▸ **Do this**
State how many lines of the material below contain the string "microphones", counting a line only if the capitalization matches. Reply with the number alone.
::: Recorded information
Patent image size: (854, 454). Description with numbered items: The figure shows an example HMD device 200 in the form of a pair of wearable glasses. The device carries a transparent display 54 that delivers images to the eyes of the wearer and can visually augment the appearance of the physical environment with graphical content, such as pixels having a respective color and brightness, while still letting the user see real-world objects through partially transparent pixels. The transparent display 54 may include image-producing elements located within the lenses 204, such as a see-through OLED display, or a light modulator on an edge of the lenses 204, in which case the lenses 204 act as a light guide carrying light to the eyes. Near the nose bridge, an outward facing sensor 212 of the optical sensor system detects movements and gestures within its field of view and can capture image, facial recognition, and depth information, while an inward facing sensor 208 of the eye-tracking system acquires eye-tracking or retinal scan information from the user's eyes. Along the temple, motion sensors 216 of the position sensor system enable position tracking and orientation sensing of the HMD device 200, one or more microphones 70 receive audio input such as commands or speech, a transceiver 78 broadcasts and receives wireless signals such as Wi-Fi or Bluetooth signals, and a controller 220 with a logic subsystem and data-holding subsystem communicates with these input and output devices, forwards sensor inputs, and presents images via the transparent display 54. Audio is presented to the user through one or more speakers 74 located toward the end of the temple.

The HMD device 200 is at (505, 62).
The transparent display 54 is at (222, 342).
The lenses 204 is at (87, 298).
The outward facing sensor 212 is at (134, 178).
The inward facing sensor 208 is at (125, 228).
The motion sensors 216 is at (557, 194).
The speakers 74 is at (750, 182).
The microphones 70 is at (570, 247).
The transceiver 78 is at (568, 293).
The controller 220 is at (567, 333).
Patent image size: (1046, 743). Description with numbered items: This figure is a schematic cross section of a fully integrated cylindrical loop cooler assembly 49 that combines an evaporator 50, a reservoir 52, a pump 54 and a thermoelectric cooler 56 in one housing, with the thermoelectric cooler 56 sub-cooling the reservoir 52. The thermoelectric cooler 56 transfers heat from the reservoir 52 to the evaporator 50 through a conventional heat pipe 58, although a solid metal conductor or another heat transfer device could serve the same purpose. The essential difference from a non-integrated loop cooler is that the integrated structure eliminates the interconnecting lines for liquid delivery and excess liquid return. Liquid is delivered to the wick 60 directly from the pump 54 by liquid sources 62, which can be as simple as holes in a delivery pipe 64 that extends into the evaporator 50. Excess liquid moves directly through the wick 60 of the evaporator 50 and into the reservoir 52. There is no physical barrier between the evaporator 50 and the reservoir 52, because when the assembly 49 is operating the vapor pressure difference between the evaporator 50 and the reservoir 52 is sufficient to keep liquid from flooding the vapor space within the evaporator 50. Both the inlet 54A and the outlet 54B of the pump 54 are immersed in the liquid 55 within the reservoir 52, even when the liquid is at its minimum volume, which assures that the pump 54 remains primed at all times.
::::::
▸ **Response to this exercise**
2